== Aim of the exercise ==
Duplicate the items without any changes, starting at the first line and stopping after the line that contains "lat-label-20n: 20°N bbox=[19, 419, 62, 439]".

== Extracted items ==

■ ■ ■ ■

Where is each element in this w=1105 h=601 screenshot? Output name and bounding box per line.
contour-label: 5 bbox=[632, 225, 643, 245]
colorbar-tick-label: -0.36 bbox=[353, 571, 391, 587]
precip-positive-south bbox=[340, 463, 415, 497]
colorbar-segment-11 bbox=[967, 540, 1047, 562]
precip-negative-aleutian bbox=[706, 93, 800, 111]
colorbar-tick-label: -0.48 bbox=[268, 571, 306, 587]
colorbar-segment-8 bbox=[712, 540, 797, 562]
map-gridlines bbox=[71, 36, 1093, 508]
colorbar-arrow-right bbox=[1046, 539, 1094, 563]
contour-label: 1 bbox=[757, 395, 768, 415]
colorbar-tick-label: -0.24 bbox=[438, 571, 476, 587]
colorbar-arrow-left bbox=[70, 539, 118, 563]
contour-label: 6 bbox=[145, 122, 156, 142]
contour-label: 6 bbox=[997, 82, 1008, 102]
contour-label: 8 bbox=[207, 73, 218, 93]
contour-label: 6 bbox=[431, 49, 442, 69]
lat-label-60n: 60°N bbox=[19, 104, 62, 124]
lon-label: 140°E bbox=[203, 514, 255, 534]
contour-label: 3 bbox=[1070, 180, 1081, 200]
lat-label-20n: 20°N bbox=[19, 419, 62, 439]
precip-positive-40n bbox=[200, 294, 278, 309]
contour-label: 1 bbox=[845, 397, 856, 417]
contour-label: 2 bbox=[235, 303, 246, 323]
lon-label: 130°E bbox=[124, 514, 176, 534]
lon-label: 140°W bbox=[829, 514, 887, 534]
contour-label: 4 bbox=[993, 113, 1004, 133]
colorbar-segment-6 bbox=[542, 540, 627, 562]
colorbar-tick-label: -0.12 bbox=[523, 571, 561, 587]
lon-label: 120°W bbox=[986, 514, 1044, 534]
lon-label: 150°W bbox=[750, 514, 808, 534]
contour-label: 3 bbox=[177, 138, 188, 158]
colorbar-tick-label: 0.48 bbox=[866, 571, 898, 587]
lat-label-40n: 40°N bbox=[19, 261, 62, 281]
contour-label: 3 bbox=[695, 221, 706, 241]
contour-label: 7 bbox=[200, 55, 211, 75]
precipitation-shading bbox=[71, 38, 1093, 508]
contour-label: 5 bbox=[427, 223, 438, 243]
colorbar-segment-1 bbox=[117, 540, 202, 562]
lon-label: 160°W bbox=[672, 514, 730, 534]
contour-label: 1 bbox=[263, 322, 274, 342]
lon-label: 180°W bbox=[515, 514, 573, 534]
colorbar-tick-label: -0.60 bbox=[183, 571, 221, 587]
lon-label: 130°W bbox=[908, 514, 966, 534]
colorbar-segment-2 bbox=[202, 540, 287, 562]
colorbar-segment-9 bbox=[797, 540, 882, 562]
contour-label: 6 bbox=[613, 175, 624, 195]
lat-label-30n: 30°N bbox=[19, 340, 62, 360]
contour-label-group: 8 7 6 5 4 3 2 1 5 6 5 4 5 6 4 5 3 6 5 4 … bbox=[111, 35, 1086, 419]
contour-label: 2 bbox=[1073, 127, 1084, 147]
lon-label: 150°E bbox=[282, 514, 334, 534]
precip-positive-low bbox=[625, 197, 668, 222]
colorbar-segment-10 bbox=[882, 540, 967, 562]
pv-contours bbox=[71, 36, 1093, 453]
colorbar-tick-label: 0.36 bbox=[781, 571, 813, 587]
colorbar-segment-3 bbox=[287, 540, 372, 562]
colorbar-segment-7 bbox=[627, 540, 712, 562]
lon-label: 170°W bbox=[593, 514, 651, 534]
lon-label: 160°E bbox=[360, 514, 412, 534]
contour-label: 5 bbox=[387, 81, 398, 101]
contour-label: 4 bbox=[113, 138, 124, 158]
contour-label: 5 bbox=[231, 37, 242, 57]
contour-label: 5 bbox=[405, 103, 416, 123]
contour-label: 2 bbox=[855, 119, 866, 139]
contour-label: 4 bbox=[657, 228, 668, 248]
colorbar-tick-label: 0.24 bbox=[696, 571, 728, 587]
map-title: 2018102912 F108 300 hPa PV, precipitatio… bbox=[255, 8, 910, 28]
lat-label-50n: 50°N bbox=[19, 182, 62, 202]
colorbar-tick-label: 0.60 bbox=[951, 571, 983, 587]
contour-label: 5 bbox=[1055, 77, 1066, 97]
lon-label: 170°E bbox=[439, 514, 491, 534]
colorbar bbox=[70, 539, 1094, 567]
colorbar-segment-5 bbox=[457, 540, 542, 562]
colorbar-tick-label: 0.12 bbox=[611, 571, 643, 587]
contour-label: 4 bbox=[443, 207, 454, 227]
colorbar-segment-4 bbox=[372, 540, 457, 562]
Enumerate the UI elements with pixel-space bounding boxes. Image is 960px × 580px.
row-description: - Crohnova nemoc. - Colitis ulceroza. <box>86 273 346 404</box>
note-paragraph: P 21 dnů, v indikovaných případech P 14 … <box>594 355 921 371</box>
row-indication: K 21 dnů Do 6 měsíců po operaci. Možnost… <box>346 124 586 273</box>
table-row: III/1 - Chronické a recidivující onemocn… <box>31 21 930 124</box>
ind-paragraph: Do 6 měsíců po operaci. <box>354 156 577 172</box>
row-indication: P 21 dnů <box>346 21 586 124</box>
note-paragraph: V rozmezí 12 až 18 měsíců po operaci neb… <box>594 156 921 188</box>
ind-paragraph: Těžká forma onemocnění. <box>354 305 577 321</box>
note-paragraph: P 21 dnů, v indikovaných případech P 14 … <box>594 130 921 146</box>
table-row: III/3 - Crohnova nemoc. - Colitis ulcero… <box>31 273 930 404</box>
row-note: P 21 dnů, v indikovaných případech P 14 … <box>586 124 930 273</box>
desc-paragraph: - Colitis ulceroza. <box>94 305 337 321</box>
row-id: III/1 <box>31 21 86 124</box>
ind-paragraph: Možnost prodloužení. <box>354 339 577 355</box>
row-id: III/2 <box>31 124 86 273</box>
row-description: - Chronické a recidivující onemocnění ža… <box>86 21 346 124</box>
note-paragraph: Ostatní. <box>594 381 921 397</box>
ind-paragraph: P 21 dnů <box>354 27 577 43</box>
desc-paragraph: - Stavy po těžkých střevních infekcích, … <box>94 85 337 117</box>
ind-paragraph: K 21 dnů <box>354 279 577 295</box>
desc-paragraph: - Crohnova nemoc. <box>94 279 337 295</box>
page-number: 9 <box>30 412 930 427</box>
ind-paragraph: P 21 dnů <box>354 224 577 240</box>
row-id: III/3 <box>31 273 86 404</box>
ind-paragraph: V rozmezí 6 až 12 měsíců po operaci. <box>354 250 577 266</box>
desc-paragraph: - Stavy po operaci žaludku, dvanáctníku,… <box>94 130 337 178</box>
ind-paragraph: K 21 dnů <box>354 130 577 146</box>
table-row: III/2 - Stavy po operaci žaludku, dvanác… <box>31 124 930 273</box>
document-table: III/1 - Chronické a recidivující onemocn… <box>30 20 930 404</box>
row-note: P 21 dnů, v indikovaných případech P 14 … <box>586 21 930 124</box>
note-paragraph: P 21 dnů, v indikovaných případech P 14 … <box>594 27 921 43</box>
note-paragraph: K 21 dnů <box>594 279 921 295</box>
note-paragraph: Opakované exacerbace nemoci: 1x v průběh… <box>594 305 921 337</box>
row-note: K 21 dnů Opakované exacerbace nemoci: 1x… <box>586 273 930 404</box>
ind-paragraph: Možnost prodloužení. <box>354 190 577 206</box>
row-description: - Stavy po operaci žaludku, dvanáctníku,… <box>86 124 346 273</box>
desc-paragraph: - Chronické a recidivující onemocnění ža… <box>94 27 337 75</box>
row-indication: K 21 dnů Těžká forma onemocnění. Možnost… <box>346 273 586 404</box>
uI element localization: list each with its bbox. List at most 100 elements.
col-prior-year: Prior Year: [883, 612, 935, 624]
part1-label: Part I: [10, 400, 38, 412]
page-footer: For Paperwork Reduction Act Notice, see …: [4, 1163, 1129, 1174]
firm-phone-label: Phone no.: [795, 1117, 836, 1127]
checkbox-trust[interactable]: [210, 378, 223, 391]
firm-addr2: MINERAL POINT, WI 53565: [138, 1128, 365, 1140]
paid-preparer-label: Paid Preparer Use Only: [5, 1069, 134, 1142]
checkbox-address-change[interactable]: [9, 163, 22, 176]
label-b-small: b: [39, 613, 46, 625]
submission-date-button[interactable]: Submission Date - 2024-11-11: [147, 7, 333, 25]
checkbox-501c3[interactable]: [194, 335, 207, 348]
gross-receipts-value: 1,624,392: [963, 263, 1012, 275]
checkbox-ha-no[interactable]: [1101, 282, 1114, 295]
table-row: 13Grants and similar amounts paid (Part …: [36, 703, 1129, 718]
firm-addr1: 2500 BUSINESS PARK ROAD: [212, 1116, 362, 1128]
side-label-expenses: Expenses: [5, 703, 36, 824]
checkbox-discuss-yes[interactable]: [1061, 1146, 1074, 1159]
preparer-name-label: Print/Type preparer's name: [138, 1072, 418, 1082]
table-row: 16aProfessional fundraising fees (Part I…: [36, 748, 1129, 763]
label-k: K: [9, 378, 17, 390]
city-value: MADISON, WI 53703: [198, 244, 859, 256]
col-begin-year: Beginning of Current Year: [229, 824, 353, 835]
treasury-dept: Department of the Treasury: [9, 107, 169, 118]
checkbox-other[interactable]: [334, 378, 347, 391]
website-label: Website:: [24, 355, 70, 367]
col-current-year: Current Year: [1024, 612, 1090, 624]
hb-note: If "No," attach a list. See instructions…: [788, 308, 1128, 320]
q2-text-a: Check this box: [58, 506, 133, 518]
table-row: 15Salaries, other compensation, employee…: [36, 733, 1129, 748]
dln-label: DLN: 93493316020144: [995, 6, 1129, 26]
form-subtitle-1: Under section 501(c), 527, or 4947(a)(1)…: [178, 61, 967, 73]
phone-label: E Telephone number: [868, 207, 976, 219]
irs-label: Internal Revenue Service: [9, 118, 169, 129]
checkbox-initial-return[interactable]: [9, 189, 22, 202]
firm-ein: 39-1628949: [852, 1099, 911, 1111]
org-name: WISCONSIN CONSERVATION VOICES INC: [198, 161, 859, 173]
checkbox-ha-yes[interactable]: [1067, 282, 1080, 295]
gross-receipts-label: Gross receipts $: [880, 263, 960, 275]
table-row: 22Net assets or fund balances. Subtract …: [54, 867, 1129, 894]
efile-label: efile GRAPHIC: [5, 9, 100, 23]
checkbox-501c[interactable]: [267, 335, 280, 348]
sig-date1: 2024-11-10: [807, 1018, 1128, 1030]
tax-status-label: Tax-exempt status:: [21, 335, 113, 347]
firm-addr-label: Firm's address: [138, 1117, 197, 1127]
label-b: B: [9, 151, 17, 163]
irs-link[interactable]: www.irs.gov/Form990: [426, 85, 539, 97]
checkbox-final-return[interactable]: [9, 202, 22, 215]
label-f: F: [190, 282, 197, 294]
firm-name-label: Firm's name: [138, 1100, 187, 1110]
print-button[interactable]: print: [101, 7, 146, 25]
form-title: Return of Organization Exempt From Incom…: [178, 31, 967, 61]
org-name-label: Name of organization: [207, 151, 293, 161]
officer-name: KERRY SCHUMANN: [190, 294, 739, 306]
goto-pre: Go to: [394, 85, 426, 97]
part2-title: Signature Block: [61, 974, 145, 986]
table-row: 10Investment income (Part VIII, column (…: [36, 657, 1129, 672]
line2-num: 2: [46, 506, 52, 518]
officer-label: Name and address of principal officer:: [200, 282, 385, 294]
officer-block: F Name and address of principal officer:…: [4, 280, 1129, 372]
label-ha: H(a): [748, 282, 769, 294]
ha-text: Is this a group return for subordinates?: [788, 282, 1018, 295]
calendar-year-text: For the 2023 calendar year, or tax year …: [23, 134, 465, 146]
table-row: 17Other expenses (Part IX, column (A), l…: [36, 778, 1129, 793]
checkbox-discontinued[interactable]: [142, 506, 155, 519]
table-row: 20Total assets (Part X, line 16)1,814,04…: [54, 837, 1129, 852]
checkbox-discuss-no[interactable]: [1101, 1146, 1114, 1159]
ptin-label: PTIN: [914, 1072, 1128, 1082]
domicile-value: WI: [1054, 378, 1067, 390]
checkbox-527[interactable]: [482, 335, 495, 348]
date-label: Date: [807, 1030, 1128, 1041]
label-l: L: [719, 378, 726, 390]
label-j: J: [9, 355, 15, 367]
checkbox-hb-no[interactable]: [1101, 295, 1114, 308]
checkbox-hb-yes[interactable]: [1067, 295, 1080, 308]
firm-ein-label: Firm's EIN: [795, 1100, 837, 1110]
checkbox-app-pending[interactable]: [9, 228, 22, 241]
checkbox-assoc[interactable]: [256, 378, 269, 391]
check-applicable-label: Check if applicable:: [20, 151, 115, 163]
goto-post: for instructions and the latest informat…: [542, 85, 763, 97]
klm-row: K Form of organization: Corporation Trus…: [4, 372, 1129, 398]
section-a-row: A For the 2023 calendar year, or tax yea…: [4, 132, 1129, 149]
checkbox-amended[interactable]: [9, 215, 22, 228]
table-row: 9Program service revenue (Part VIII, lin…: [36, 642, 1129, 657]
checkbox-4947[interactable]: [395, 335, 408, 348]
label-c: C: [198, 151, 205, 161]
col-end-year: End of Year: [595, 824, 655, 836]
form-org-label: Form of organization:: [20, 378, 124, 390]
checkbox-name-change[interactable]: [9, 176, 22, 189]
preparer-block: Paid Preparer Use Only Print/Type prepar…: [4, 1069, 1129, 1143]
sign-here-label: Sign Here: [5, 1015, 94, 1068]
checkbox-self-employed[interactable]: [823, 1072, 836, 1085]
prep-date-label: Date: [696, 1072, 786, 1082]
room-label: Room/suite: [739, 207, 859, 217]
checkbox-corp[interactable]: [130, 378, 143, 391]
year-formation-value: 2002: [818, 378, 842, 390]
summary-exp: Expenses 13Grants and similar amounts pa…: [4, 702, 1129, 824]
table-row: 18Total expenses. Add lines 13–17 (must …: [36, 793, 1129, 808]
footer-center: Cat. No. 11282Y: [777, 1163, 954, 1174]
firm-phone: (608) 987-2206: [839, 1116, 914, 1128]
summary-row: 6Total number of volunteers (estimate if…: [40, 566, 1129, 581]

■ ■ ■ ■

== The response ==
Where is each element in this w=1105 h=601 screenshot? Output name and bounding box per line.
contour-label: 5 bbox=[632, 225, 643, 245]
colorbar-tick-label: -0.36 bbox=[353, 571, 391, 587]
precip-positive-south bbox=[340, 463, 415, 497]
colorbar-segment-11 bbox=[967, 540, 1047, 562]
precip-negative-aleutian bbox=[706, 93, 800, 111]
colorbar-tick-label: -0.48 bbox=[268, 571, 306, 587]
colorbar-segment-8 bbox=[712, 540, 797, 562]
map-gridlines bbox=[71, 36, 1093, 508]
colorbar-arrow-right bbox=[1046, 539, 1094, 563]
contour-label: 1 bbox=[757, 395, 768, 415]
colorbar-tick-label: -0.24 bbox=[438, 571, 476, 587]
colorbar-arrow-left bbox=[70, 539, 118, 563]
contour-label: 6 bbox=[145, 122, 156, 142]
contour-label: 6 bbox=[997, 82, 1008, 102]
contour-label: 8 bbox=[207, 73, 218, 93]
contour-label: 6 bbox=[431, 49, 442, 69]
lat-label-60n: 60°N bbox=[19, 104, 62, 124]
lon-label: 140°E bbox=[203, 514, 255, 534]
contour-label: 3 bbox=[1070, 180, 1081, 200]
lat-label-20n: 20°N bbox=[19, 419, 62, 439]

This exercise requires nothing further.